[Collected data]
Start

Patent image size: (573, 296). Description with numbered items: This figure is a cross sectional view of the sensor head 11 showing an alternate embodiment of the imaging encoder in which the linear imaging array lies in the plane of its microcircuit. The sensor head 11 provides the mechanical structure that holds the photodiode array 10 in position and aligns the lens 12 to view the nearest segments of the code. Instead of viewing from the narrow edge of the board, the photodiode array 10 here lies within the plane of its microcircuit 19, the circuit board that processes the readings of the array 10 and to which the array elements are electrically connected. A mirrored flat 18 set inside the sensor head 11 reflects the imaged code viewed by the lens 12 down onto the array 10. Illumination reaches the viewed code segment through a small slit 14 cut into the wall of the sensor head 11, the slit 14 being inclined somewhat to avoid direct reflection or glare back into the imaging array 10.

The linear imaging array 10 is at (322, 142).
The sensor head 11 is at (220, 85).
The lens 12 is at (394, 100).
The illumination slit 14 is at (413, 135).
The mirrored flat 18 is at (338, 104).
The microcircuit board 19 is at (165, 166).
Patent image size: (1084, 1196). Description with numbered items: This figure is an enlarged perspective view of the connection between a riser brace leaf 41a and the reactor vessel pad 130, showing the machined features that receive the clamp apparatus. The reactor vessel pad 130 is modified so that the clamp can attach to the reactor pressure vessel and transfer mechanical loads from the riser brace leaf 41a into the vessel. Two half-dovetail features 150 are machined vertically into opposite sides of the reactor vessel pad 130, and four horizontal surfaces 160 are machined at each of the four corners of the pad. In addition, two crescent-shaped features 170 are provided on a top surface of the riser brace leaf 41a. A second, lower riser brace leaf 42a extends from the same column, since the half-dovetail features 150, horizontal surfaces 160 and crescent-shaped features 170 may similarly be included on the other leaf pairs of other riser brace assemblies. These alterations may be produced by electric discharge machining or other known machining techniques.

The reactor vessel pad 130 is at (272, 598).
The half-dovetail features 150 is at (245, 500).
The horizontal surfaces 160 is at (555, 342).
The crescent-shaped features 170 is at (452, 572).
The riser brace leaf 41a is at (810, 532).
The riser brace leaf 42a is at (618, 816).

End

Please reproduce every line of the data above word for word, changing nothing.

Patent image size: (573, 296). Description with numbered items: This figure is a cross sectional view of the sensor head 11 showing an alternate embodiment of the imaging encoder in which the linear imaging array lies in the plane of its microcircuit. The sensor head 11 provides the mechanical structure that holds the photodiode array 10 in position and aligns the lens 12 to view the nearest segments of the code. Instead of viewing from the narrow edge of the board, the photodiode array 10 here lies within the plane of its microcircuit 19, the circuit board that processes the readings of the array 10 and to which the array elements are electrically connected. A mirrored flat 18 set inside the sensor head 11 reflects the imaged code viewed by the lens 12 down onto the array 10. Illumination reaches the viewed code segment through a small slit 14 cut into the wall of the sensor head 11, the slit 14 being inclined somewhat to avoid direct reflection or glare back into the imaging array 10.

The linear imaging array 10 is at (322, 142).
The sensor head 11 is at (220, 85).
The lens 12 is at (394, 100).
The illumination slit 14 is at (413, 135).
The mirrored flat 18 is at (338, 104).
The microcircuit board 19 is at (165, 166).
Patent image size: (1084, 1196). Description with numbered items: This figure is an enlarged perspective view of the connection between a riser brace leaf 41a and the reactor vessel pad 130, showing the machined features that receive the clamp apparatus. The reactor vessel pad 130 is modified so that the clamp can attach to the reactor pressure vessel and transfer mechanical loads from the riser brace leaf 41a into the vessel. Two half-dovetail features 150 are machined vertically into opposite sides of the reactor vessel pad 130, and four horizontal surfaces 160 are machined at each of the four corners of the pad. In addition, two crescent-shaped features 170 are provided on a top surface of the riser brace leaf 41a. A second, lower riser brace leaf 42a extends from the same column, since the half-dovetail features 150, horizontal surfaces 160 and crescent-shaped features 170 may similarly be included on the other leaf pairs of other riser brace assemblies. These alterations may be produced by electric discharge machining or other known machining techniques.

The reactor vessel pad 130 is at (272, 598).
The half-dovetail features 150 is at (245, 500).
The horizontal surfaces 160 is at (555, 342).
The crescent-shaped features 170 is at (452, 572).
The riser brace leaf 41a is at (810, 532).
The riser brace leaf 42a is at (618, 816).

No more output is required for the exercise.